-- What you should do --
Each line that holds the word "this" counts once. Give the total number of such lines and nothing else.

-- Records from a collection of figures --
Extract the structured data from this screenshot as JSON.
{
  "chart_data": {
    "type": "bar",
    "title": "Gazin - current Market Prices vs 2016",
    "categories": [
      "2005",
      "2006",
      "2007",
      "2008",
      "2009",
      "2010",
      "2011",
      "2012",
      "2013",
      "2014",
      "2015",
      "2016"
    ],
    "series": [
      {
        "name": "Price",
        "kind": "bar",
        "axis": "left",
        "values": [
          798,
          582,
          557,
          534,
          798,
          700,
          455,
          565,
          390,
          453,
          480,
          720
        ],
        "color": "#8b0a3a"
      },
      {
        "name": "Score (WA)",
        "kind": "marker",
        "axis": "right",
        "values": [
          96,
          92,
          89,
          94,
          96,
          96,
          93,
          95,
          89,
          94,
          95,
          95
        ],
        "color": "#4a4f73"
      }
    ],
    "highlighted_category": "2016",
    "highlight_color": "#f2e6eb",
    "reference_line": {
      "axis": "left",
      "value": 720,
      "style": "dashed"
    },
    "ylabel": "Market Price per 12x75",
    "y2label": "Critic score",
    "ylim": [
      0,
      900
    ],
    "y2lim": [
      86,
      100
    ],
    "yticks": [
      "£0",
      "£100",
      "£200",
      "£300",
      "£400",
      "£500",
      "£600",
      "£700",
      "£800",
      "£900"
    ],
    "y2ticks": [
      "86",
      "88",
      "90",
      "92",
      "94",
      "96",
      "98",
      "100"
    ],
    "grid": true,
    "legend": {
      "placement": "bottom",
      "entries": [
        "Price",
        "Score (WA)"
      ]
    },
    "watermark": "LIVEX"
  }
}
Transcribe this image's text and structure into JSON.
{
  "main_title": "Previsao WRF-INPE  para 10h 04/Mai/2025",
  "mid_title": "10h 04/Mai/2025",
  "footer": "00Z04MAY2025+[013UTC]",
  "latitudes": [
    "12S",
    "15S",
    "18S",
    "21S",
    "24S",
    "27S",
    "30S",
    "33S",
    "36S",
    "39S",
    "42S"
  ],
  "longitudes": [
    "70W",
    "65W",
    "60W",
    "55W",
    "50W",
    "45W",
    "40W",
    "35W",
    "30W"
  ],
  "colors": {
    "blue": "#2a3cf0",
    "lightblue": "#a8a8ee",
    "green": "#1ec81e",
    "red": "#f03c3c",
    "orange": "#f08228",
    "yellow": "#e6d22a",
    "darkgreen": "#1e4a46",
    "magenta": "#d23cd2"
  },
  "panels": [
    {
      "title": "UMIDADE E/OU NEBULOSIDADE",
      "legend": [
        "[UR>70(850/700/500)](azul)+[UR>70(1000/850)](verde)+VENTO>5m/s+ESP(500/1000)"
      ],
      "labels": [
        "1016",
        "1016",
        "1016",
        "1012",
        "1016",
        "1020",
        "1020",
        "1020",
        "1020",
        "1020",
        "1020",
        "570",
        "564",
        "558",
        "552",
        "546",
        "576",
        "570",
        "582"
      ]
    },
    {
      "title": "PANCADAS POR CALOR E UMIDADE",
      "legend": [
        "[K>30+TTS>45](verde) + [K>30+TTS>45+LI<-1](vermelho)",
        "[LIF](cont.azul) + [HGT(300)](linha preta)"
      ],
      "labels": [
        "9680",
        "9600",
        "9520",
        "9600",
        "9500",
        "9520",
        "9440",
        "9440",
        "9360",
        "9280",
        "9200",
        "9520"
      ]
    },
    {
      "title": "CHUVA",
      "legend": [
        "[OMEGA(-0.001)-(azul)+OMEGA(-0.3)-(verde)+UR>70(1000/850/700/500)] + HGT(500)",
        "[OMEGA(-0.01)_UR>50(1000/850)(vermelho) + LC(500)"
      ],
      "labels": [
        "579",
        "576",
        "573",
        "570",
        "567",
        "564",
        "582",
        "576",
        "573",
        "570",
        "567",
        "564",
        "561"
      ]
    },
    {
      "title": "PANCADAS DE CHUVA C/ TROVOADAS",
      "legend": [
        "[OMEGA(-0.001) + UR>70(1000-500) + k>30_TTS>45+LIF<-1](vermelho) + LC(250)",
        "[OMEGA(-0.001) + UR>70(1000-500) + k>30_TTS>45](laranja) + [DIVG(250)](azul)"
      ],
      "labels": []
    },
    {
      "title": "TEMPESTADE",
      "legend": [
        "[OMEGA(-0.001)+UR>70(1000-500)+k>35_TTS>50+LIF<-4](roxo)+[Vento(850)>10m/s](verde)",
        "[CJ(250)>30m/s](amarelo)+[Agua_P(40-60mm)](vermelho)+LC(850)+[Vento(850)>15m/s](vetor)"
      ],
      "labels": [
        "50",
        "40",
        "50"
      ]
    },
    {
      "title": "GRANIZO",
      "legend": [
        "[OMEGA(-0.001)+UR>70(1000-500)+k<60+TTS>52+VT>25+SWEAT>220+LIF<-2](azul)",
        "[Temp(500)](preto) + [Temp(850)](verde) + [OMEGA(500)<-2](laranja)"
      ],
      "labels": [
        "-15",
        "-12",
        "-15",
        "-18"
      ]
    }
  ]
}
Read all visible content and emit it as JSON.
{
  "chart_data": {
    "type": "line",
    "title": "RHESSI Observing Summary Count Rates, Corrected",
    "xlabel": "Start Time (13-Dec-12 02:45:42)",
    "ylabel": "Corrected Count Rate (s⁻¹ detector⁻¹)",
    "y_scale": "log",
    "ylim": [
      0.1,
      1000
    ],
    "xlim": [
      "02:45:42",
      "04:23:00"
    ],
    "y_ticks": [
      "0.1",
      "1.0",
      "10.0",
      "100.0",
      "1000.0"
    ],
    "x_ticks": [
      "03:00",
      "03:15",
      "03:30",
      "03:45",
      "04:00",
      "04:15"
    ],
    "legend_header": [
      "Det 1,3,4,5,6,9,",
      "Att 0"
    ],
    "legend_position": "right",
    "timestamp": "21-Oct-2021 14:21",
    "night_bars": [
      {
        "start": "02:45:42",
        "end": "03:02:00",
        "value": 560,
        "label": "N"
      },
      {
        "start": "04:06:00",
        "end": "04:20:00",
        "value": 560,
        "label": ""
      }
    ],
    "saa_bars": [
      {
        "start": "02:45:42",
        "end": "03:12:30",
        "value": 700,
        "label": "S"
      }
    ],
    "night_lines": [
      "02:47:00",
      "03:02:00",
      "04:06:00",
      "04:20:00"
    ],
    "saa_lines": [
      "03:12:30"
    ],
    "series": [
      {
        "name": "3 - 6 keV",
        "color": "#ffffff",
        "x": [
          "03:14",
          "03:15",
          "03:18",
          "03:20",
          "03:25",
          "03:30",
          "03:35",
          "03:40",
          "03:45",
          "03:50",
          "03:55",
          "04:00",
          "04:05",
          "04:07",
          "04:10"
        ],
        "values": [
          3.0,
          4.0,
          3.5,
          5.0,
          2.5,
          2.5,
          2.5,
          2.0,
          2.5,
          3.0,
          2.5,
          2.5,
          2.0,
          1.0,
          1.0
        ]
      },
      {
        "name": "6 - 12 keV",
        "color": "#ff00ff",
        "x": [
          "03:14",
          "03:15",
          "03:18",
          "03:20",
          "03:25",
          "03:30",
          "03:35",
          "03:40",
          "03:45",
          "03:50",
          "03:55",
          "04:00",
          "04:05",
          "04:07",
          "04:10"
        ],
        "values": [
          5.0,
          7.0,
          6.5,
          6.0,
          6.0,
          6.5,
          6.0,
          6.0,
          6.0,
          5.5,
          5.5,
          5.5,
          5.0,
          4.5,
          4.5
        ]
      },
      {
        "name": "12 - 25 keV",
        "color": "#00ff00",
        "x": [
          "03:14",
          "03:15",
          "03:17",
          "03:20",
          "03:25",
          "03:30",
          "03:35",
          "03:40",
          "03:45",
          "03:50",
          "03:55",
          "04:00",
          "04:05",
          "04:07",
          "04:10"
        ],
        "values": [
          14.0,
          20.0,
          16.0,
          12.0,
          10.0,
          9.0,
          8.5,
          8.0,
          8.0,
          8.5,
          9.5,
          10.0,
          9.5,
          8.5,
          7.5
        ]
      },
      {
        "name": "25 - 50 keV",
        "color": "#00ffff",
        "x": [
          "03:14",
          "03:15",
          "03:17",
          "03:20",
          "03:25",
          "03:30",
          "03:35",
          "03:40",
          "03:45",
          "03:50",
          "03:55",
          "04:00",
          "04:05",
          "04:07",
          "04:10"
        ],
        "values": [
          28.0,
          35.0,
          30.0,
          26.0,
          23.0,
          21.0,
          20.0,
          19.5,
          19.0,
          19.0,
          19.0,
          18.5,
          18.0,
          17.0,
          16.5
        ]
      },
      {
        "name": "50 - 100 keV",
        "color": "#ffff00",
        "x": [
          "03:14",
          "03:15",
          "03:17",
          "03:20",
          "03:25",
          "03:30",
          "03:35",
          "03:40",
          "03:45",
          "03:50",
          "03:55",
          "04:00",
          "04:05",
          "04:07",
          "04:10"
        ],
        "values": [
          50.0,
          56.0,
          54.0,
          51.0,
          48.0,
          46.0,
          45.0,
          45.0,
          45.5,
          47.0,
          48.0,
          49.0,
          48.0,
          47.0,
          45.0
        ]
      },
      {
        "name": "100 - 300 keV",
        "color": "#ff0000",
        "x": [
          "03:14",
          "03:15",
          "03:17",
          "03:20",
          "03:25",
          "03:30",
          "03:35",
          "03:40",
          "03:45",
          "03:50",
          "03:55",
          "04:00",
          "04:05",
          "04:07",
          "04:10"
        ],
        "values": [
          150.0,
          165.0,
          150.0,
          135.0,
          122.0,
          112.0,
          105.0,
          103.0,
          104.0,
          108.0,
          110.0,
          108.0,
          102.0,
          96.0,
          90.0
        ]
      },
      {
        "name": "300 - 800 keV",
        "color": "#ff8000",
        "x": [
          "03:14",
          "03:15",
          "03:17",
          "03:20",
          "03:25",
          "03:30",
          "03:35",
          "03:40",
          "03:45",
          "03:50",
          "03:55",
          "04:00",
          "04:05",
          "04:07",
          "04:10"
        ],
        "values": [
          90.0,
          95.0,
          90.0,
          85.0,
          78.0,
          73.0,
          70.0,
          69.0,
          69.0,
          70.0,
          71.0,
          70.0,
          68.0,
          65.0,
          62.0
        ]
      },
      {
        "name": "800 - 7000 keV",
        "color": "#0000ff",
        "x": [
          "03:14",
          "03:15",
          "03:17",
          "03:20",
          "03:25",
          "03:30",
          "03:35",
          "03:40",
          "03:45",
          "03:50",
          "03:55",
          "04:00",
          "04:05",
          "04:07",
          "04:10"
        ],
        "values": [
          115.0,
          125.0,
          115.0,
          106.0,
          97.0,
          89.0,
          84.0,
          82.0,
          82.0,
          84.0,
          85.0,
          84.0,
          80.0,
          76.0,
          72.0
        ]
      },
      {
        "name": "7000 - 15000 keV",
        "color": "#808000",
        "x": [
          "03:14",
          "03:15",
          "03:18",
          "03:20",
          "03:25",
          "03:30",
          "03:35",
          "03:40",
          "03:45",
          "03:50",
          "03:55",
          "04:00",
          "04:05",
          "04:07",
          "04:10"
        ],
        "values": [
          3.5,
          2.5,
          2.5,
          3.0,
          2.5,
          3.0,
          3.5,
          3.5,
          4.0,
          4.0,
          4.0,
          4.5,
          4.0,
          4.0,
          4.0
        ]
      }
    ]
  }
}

-- Answer to the problem --
2